Selection:
To solve this problem using the normal approximation, we will start by determining the parameters of the binomial distribution that describes the batting average.
In this case:
- The probability of success (getting a hit) is \( p = 0.320 \).
- The number of trials (at bats) is \( n = 100 \).
The number of hits \( X \) can be approximated by a binomial distribution, which can be approximated by a normal distribution when \( n \) is large.
Step 1: Calculate the mean and standard deviation of the binomial distribution.
The mean \( \mu \) of a binomial distribution is given by: \[ \mu = n \cdot p = 100 \cdot 0.320 = 32 \]
The standard deviation \( \sigma \) is given by: \[ \sigma = \sqrt{n \cdot p \cdot (1 - p)} = \sqrt{100 \cdot 0.320 \cdot (1 - 0.320)} \] Calculating \( 1 - p \): \[ 1 - p = 1 - 0.320 = 0.680 \] Now calculating \( \sigma \): \[ \sigma = \sqrt{100 \cdot 0.320 \cdot 0.680} = \sqrt{100 \cdot 0.2176} = \sqrt{21.76} \approx 4.655 \]
Step 2: Use the normal approximation to find the probability that the player gets at most 26 hits.

Data entries:
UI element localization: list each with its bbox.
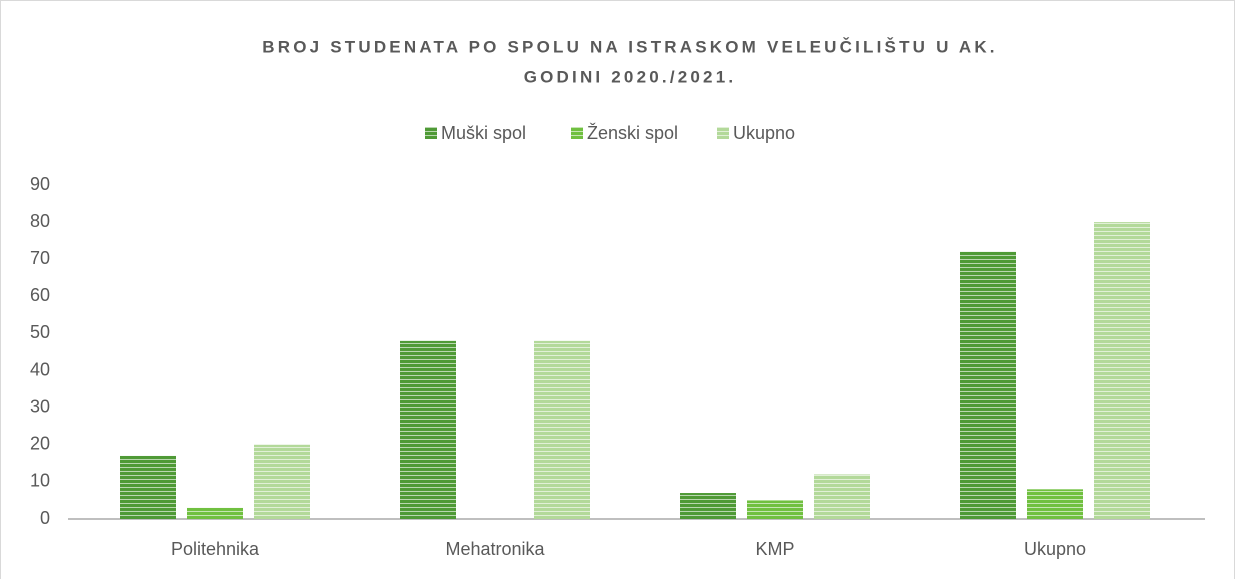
bar	[960, 251, 1016, 520]
y-tick-label: 80	[30, 211, 50, 231]
chart-title: GODINI 2020./2021.	[524, 67, 737, 86]
x-tick-label: Mehatronika	[445, 539, 545, 559]
y-tick-label: 70	[30, 248, 50, 268]
bar	[814, 474, 870, 519]
legend-label: Ukupno	[733, 123, 795, 143]
bar	[534, 340, 590, 519]
bar	[400, 340, 456, 519]
chart-title: BROJ STUDENATA PO SPOLU NA ISTRASKOM VEL…	[262, 37, 997, 56]
bar	[254, 444, 310, 519]
y-tick-label: 90	[30, 174, 50, 194]
legend-label: Muški spol	[441, 123, 526, 143]
y-tick-label: 20	[30, 434, 50, 454]
bar	[680, 493, 736, 519]
bar	[120, 455, 176, 519]
bar	[747, 500, 803, 519]
bar	[187, 507, 243, 519]
y-tick-label: 60	[30, 285, 50, 305]
y-tick-label: 10	[30, 471, 50, 491]
legend-swatch	[425, 127, 437, 139]
legend-swatch	[571, 127, 583, 139]
legend-label: Ženski spol	[587, 123, 678, 143]
y-tick-label: 40	[30, 359, 50, 379]
x-tick-label: Ukupno	[1024, 539, 1086, 559]
legend-swatch	[717, 127, 729, 139]
y-tick-label: 50	[30, 322, 50, 342]
x-tick-label: Politehnika	[171, 539, 260, 559]
y-tick-label: 0	[40, 508, 50, 528]
x-tick-label: KMP	[755, 539, 794, 559]
y-tick-label: 30	[30, 396, 50, 416]
bar	[1094, 222, 1150, 519]
bar	[1027, 489, 1083, 519]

Exercise tasks:
A – In the batting-average solution, how many trials (at bats) are used?
B – List every quantity the batting-average solution names together with a symbol, giving each name and its symbol.

Answers to the tasks:
A – 100 at bats (n = 100).

B –
- Probability of success (getting a hit): p
- Number of trials (at bats): n
- Number of hits: X
- Mean: μ
- Standard deviation: σ